## begin

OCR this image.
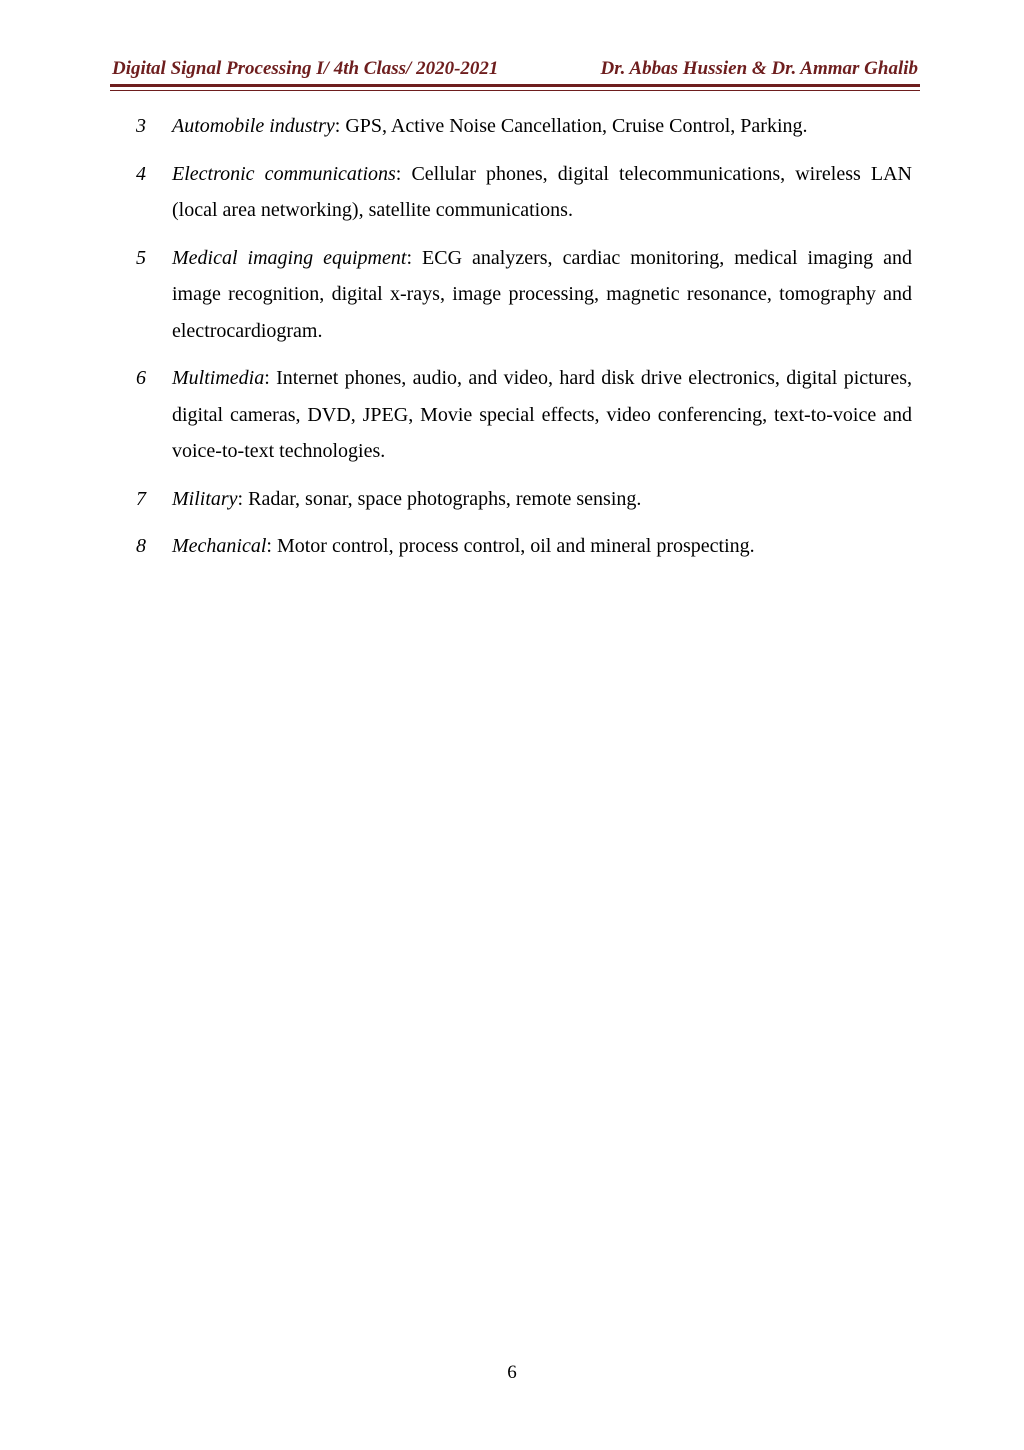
Digital Signal Processing I/ 4th Class/ 2020-2021	Dr. Abbas Hussien & Dr. Ammar Ghalib
3	Automobile industry: GPS, Active Noise Cancellation, Cruise Control, Parking.
4	Electronic communications: Cellular phones, digital telecommunications, wireless LAN (local area networking), satellite communications.
5	Medical imaging equipment: ECG analyzers, cardiac monitoring, medical imaging and image recognition, digital x-rays, image processing, magnetic resonance, tomography and electrocardiogram.
6	Multimedia: Internet phones, audio, and video, hard disk drive electronics, digital pictures, digital cameras, DVD, JPEG, Movie special effects, video conferencing, text-to-voice and voice-to-text technologies.
7	Military: Radar, sonar, space photographs, remote sensing.
8	Mechanical: Motor control, process control, oil and mineral prospecting.
6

## end

# STATED PROBLEM
In the entries above, find each line with the string "phones" and copy it.

# FULL ANSWER
4	Electronic communications: Cellular phones, digital telecommunications, wireless LAN (local area networking), satellite communications.
6	Multimedia: Internet phones, audio, and video, hard disk drive electronics, digital pictures, digital cameras, DVD, JPEG, Movie special effects, video conferencing, text-to-voice and voice-to-text technologies.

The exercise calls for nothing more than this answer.